Report, as a bare number, how many lines hold "edge".

◆ ◆ ◆

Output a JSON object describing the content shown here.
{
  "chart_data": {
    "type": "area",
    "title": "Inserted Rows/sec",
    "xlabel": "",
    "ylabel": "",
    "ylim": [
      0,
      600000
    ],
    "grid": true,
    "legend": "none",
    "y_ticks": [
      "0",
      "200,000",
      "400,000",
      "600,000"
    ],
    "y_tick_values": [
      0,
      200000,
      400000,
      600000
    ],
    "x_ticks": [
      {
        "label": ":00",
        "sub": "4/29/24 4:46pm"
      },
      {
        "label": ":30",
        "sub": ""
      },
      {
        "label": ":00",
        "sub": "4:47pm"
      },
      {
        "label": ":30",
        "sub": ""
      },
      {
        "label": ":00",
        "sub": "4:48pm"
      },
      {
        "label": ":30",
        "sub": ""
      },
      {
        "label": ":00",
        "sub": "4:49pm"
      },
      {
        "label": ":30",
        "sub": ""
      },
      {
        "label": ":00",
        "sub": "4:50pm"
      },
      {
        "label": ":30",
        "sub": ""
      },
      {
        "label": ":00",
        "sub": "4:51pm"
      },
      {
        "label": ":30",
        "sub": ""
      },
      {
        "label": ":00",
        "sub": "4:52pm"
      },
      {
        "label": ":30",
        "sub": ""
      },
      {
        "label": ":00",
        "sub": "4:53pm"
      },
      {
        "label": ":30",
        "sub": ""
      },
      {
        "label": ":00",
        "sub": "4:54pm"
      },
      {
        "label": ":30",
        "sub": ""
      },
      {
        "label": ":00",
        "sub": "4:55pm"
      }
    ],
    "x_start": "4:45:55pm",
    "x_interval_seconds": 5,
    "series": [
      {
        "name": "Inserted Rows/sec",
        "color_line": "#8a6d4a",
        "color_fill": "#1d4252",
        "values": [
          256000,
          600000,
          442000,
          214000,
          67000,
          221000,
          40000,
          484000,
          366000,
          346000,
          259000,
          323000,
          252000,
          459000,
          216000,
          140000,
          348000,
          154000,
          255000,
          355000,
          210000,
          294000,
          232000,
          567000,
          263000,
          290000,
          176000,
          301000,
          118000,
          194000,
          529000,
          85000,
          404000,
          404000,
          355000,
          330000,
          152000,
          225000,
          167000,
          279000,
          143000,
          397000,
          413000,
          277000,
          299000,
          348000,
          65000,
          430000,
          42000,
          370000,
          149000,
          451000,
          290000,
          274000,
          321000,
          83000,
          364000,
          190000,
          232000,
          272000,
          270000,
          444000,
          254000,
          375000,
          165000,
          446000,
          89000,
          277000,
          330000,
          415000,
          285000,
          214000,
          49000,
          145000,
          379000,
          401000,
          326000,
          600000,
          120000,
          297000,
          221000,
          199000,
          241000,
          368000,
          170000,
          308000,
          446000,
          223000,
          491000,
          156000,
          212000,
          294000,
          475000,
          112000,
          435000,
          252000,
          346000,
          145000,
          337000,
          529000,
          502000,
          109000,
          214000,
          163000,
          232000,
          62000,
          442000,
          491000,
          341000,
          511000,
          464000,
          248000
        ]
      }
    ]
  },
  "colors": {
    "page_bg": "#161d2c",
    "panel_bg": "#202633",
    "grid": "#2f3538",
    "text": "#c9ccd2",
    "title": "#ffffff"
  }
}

◆ ◆ ◆

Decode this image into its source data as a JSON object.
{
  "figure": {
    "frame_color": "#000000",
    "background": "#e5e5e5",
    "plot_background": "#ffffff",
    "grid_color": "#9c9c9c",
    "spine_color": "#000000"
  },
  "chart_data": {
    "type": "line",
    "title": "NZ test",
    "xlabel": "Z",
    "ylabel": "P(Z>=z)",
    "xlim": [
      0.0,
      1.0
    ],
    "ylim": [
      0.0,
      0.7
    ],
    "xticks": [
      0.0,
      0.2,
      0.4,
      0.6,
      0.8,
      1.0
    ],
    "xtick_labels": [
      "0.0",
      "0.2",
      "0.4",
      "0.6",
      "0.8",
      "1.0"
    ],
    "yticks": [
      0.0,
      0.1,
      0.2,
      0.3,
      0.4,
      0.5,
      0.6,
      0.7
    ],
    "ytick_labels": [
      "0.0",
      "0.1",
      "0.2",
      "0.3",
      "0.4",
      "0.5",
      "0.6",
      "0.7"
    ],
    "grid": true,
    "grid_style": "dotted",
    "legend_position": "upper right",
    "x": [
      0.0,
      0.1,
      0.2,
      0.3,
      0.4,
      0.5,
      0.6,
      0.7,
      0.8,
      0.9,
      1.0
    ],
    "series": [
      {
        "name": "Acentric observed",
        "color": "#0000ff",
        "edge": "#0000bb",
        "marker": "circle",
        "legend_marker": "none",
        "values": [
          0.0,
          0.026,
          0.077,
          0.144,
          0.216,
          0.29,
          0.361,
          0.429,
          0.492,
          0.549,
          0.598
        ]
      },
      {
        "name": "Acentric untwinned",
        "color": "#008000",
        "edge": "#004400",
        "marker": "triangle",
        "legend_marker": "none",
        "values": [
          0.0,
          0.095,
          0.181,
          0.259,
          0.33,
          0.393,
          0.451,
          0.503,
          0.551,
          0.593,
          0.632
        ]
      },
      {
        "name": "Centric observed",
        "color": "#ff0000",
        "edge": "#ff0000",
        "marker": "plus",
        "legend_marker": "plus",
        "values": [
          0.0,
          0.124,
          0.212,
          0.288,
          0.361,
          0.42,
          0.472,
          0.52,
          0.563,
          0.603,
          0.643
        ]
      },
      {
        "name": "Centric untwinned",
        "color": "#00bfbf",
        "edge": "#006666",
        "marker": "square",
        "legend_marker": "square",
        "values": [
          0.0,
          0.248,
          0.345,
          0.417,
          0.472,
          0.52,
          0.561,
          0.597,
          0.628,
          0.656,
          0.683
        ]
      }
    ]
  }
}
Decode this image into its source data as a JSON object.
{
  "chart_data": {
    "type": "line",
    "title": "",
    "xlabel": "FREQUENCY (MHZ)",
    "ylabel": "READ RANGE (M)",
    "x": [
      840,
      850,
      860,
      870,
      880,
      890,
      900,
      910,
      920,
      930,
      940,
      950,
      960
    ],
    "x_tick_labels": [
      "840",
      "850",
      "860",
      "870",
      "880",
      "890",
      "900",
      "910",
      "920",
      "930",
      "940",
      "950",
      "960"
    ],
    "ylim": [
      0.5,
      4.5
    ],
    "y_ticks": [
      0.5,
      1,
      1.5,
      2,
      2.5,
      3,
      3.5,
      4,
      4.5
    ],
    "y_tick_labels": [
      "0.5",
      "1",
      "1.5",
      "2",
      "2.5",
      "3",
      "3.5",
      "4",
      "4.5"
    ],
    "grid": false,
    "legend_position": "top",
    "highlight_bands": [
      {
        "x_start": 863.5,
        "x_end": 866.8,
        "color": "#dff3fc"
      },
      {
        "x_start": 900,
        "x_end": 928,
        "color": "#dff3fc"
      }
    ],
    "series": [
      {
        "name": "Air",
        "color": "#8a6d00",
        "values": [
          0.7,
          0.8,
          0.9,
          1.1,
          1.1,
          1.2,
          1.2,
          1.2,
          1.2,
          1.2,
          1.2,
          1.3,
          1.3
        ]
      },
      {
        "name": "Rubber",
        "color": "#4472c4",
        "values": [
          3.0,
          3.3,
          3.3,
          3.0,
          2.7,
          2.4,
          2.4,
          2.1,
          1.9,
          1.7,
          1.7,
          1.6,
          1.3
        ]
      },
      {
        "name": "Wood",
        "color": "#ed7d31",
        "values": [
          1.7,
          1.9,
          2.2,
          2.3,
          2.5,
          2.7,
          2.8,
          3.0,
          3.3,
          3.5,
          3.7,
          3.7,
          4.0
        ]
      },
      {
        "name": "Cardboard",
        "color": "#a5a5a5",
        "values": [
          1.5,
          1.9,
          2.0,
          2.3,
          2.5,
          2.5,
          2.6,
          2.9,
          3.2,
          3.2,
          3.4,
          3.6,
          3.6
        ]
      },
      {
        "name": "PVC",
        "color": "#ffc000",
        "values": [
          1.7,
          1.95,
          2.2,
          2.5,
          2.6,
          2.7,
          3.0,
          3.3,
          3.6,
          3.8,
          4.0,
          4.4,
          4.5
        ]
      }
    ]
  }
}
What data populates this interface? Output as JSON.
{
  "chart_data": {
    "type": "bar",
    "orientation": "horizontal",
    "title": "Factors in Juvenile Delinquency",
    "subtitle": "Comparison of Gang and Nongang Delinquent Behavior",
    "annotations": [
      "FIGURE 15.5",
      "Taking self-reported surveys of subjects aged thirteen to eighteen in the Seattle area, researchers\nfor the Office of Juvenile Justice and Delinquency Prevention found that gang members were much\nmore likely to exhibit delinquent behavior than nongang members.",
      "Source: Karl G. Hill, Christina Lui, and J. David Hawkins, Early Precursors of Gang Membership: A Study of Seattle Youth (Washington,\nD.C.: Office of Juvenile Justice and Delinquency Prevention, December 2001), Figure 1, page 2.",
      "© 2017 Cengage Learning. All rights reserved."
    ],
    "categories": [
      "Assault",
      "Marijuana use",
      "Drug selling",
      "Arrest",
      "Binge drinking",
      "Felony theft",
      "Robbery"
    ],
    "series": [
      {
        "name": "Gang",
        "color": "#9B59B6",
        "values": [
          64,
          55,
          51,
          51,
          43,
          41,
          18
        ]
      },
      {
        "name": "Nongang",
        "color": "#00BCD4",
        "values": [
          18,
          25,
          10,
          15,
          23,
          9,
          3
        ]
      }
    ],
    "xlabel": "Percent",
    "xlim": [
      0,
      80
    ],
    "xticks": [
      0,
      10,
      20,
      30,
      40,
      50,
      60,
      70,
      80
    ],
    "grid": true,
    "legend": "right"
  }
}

◆ ◆ ◆

* _EXERCISE OUTPUT_:
4